(begin)
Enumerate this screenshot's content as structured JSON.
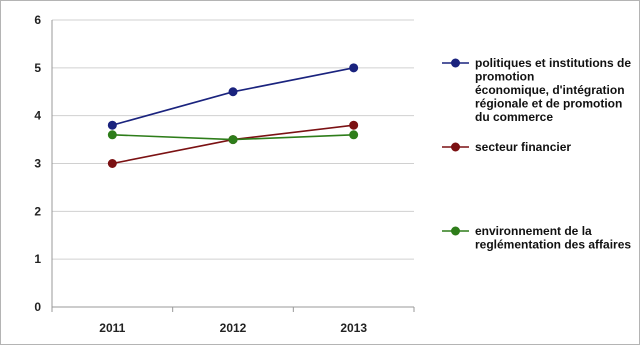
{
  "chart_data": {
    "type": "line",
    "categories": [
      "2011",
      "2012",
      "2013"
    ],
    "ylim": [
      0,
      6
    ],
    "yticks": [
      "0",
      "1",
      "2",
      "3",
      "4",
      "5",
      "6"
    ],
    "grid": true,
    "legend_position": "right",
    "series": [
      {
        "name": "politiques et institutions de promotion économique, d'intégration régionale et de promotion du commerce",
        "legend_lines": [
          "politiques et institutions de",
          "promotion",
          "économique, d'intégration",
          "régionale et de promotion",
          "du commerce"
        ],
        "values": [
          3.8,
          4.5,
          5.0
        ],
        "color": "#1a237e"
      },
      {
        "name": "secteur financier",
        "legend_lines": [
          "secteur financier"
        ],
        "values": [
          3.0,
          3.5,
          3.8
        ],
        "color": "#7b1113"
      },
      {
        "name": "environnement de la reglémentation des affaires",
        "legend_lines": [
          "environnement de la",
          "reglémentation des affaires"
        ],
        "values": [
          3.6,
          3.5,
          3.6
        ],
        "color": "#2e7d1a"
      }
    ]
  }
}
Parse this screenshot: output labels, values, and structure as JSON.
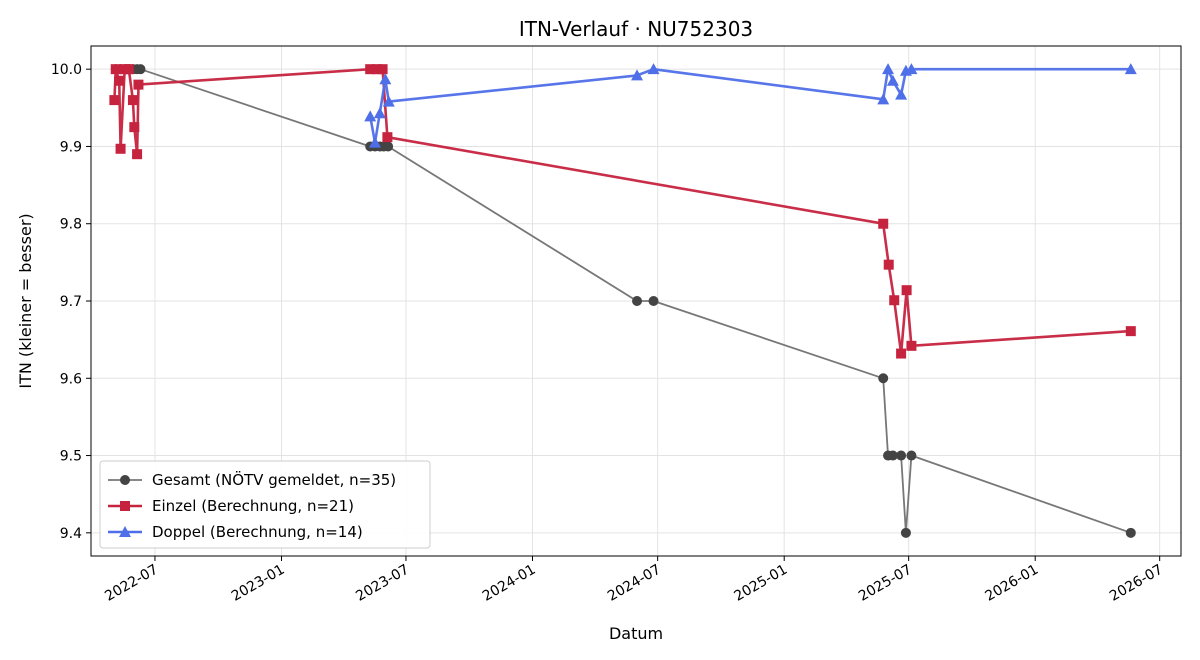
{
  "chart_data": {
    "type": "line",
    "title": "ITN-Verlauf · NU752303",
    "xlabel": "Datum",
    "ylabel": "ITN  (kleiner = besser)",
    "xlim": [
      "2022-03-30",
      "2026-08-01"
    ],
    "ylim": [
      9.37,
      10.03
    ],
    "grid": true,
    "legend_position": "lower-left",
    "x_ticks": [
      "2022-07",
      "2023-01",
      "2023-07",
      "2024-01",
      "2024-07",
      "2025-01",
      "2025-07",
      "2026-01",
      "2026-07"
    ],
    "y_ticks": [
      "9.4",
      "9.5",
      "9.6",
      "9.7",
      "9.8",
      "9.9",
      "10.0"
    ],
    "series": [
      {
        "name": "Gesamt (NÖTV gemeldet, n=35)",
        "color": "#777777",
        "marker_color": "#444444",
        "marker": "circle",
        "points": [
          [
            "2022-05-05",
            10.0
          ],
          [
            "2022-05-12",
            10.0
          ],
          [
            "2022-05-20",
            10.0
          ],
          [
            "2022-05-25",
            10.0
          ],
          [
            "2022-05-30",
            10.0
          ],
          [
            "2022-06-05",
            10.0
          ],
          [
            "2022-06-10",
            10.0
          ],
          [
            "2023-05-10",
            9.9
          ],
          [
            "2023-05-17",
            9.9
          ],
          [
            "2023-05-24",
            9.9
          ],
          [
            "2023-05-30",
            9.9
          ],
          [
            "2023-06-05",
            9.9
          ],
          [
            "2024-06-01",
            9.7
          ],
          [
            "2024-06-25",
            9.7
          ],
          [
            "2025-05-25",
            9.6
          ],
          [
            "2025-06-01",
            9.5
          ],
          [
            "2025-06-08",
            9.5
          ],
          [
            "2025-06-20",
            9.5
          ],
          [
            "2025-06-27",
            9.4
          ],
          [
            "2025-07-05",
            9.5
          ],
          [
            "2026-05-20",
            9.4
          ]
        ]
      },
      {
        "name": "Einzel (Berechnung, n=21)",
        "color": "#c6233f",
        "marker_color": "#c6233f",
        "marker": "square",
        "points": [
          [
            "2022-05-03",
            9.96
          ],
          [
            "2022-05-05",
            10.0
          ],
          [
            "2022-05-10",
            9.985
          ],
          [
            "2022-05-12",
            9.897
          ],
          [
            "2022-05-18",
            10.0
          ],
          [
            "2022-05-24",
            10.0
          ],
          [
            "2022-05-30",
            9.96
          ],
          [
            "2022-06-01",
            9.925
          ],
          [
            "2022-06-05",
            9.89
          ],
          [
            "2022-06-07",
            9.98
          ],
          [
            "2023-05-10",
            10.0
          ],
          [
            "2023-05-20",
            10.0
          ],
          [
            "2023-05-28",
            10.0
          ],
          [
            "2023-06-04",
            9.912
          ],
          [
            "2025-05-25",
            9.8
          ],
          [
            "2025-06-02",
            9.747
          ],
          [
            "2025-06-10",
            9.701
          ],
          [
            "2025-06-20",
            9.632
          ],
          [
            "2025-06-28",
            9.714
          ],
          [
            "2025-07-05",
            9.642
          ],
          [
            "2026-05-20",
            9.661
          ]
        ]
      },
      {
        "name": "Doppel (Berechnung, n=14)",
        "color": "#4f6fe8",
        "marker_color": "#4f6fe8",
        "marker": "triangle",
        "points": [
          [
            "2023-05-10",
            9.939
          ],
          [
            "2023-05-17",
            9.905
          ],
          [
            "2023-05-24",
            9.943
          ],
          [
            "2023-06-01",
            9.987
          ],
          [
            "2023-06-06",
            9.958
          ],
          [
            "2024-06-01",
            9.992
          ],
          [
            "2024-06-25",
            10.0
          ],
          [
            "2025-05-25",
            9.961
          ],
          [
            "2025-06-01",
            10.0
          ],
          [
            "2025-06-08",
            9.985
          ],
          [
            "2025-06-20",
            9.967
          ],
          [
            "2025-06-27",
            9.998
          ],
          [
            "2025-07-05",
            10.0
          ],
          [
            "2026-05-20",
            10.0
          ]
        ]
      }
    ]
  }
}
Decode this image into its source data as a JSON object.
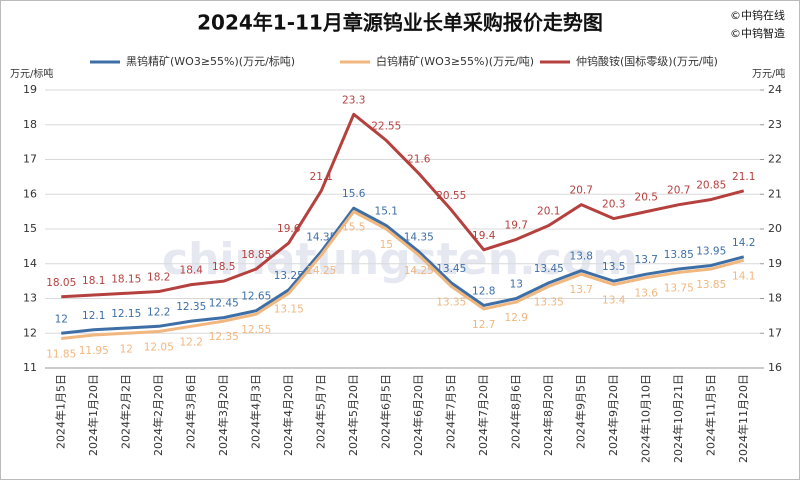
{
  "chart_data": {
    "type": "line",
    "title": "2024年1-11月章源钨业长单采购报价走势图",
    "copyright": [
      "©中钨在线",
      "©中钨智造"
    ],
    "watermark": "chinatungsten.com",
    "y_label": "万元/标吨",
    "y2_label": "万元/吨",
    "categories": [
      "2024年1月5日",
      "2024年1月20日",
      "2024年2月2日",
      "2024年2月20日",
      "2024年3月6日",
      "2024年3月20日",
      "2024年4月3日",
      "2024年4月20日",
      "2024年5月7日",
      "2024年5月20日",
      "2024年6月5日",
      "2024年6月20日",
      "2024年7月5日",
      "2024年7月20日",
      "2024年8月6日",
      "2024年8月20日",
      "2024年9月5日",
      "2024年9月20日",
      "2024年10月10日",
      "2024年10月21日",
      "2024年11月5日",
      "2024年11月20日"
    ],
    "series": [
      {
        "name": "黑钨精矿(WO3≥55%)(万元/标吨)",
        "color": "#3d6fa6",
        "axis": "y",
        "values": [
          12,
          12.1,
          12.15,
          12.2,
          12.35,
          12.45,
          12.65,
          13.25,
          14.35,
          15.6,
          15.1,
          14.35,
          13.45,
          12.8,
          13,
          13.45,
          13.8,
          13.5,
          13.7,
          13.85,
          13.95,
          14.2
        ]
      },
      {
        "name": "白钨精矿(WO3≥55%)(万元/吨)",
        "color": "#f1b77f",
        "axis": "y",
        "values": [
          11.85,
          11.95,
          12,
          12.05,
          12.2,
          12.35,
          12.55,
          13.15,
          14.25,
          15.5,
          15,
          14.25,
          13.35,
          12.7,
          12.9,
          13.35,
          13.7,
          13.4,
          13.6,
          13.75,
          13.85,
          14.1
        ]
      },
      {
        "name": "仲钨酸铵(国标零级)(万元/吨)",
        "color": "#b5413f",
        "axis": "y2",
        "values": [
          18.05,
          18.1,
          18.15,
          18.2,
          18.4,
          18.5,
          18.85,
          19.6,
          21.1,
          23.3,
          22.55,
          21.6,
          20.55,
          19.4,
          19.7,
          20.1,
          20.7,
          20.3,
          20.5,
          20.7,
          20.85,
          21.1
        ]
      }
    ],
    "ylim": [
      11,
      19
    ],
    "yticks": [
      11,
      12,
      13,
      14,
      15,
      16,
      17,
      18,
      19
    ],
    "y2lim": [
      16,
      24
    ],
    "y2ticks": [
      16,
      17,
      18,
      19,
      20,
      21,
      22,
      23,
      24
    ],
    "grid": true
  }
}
(end)
* _Objective_: From the listing above, print every entry precisely and drop the pictures.

* _Task result_:
Enumerate this screenshot's content as structured JSON.
{
  "chart_data": {
    "type": "line",
    "categories": [
      "2011",
      "2012",
      "2013"
    ],
    "ylim": [
      0,
      6
    ],
    "yticks": [
      "0",
      "1",
      "2",
      "3",
      "4",
      "5",
      "6"
    ],
    "grid": true,
    "legend_position": "right",
    "series": [
      {
        "name": "politiques et institutions de promotion économique, d'intégration régionale et de promotion du commerce",
        "legend_lines": [
          "politiques et institutions de",
          "promotion",
          "économique, d'intégration",
          "régionale et de promotion",
          "du commerce"
        ],
        "values": [
          3.8,
          4.5,
          5.0
        ],
        "color": "#1a237e"
      },
      {
        "name": "secteur financier",
        "legend_lines": [
          "secteur financier"
        ],
        "values": [
          3.0,
          3.5,
          3.8
        ],
        "color": "#7b1113"
      },
      {
        "name": "environnement de la reglémentation des affaires",
        "legend_lines": [
          "environnement de la",
          "reglémentation des affaires"
        ],
        "values": [
          3.6,
          3.5,
          3.6
        ],
        "color": "#2e7d1a"
      }
    ]
  }
}
Parse this screenshot: output labels, values, and structure as JSON.
{
  "chart_data": {
    "type": "line",
    "title": "ITN-Verlauf · NU752303",
    "xlabel": "Datum",
    "ylabel": "ITN  (kleiner = besser)",
    "xlim": [
      "2022-03-30",
      "2026-08-01"
    ],
    "ylim": [
      9.37,
      10.03
    ],
    "grid": true,
    "legend_position": "lower-left",
    "x_ticks": [
      "2022-07",
      "2023-01",
      "2023-07",
      "2024-01",
      "2024-07",
      "2025-01",
      "2025-07",
      "2026-01",
      "2026-07"
    ],
    "y_ticks": [
      "9.4",
      "9.5",
      "9.6",
      "9.7",
      "9.8",
      "9.9",
      "10.0"
    ],
    "series": [
      {
        "name": "Gesamt (NÖTV gemeldet, n=35)",
        "color": "#777777",
        "marker_color": "#444444",
        "marker": "circle",
        "points": [
          [
            "2022-05-05",
            10.0
          ],
          [
            "2022-05-12",
            10.0
          ],
          [
            "2022-05-20",
            10.0
          ],
          [
            "2022-05-25",
            10.0
          ],
          [
            "2022-05-30",
            10.0
          ],
          [
            "2022-06-05",
            10.0
          ],
          [
            "2022-06-10",
            10.0
          ],
          [
            "2023-05-10",
            9.9
          ],
          [
            "2023-05-17",
            9.9
          ],
          [
            "2023-05-24",
            9.9
          ],
          [
            "2023-05-30",
            9.9
          ],
          [
            "2023-06-05",
            9.9
          ],
          [
            "2024-06-01",
            9.7
          ],
          [
            "2024-06-25",
            9.7
          ],
          [
            "2025-05-25",
            9.6
          ],
          [
            "2025-06-01",
            9.5
          ],
          [
            "2025-06-08",
            9.5
          ],
          [
            "2025-06-20",
            9.5
          ],
          [
            "2025-06-27",
            9.4
          ],
          [
            "2025-07-05",
            9.5
          ],
          [
            "2026-05-20",
            9.4
          ]
        ]
      },
      {
        "name": "Einzel (Berechnung, n=21)",
        "color": "#c6233f",
        "marker_color": "#c6233f",
        "marker": "square",
        "points": [
          [
            "2022-05-03",
            9.96
          ],
          [
            "2022-05-05",
            10.0
          ],
          [
            "2022-05-10",
            9.985
          ],
          [
            "2022-05-12",
            9.897
          ],
          [
            "2022-05-18",
            10.0
          ],
          [
            "2022-05-24",
            10.0
          ],
          [
            "2022-05-30",
            9.96
          ],
          [
            "2022-06-01",
            9.925
          ],
          [
            "2022-06-05",
            9.89
          ],
          [
            "2022-06-07",
            9.98
          ],
          [
            "2023-05-10",
            10.0
          ],
          [
            "2023-05-20",
            10.0
          ],
          [
            "2023-05-28",
            10.0
          ],
          [
            "2023-06-04",
            9.912
          ],
          [
            "2025-05-25",
            9.8
          ],
          [
            "2025-06-02",
            9.747
          ],
          [
            "2025-06-10",
            9.701
          ],
          [
            "2025-06-20",
            9.632
          ],
          [
            "2025-06-28",
            9.714
          ],
          [
            "2025-07-05",
            9.642
          ],
          [
            "2026-05-20",
            9.661
          ]
        ]
      },
      {
        "name": "Doppel (Berechnung, n=14)",
        "color": "#4f6fe8",
        "marker_color": "#4f6fe8",
        "marker": "triangle",
        "points": [
          [
            "2023-05-10",
            9.939
          ],
          [
            "2023-05-17",
            9.905
          ],
          [
            "2023-05-24",
            9.943
          ],
          [
            "2023-06-01",
            9.987
          ],
          [
            "2023-06-06",
            9.958
          ],
          [
            "2024-06-01",
            9.992
          ],
          [
            "2024-06-25",
            10.0
          ],
          [
            "2025-05-25",
            9.961
          ],
          [
            "2025-06-01",
            10.0
          ],
          [
            "2025-06-08",
            9.985
          ],
          [
            "2025-06-20",
            9.967
          ],
          [
            "2025-06-27",
            9.998
          ],
          [
            "2025-07-05",
            10.0
          ],
          [
            "2026-05-20",
            10.0
          ]
        ]
      }
    ]
  }
}
Decode this image into its source data as a JSON object.
{
  "chart_data": {
    "type": "line",
    "title": "2024年1-11月章源钨业长单采购报价走势图",
    "copyright": [
      "©中钨在线",
      "©中钨智造"
    ],
    "watermark": "chinatungsten.com",
    "y_label": "万元/标吨",
    "y2_label": "万元/吨",
    "categories": [
      "2024年1月5日",
      "2024年1月20日",
      "2024年2月2日",
      "2024年2月20日",
      "2024年3月6日",
      "2024年3月20日",
      "2024年4月3日",
      "2024年4月20日",
      "2024年5月7日",
      "2024年5月20日",
      "2024年6月5日",
      "2024年6月20日",
      "2024年7月5日",
      "2024年7月20日",
      "2024年8月6日",
      "2024年8月20日",
      "2024年9月5日",
      "2024年9月20日",
      "2024年10月10日",
      "2024年10月21日",
      "2024年11月5日",
      "2024年11月20日"
    ],
    "series": [
      {
        "name": "黑钨精矿(WO3≥55%)(万元/标吨)",
        "color": "#3d6fa6",
        "axis": "y",
        "values": [
          12,
          12.1,
          12.15,
          12.2,
          12.35,
          12.45,
          12.65,
          13.25,
          14.35,
          15.6,
          15.1,
          14.35,
          13.45,
          12.8,
          13,
          13.45,
          13.8,
          13.5,
          13.7,
          13.85,
          13.95,
          14.2
        ]
      },
      {
        "name": "白钨精矿(WO3≥55%)(万元/吨)",
        "color": "#f1b77f",
        "axis": "y",
        "values": [
          11.85,
          11.95,
          12,
          12.05,
          12.2,
          12.35,
          12.55,
          13.15,
          14.25,
          15.5,
          15,
          14.25,
          13.35,
          12.7,
          12.9,
          13.35,
          13.7,
          13.4,
          13.6,
          13.75,
          13.85,
          14.1
        ]
      },
      {
        "name": "仲钨酸铵(国标零级)(万元/吨)",
        "color": "#b5413f",
        "axis": "y2",
        "values": [
          18.05,
          18.1,
          18.15,
          18.2,
          18.4,
          18.5,
          18.85,
          19.6,
          21.1,
          23.3,
          22.55,
          21.6,
          20.55,
          19.4,
          19.7,
          20.1,
          20.7,
          20.3,
          20.5,
          20.7,
          20.85,
          21.1
        ]
      }
    ],
    "ylim": [
      11,
      19
    ],
    "yticks": [
      11,
      12,
      13,
      14,
      15,
      16,
      17,
      18,
      19
    ],
    "y2lim": [
      16,
      24
    ],
    "y2ticks": [
      16,
      17,
      18,
      19,
      20,
      21,
      22,
      23,
      24
    ],
    "grid": true
  }
}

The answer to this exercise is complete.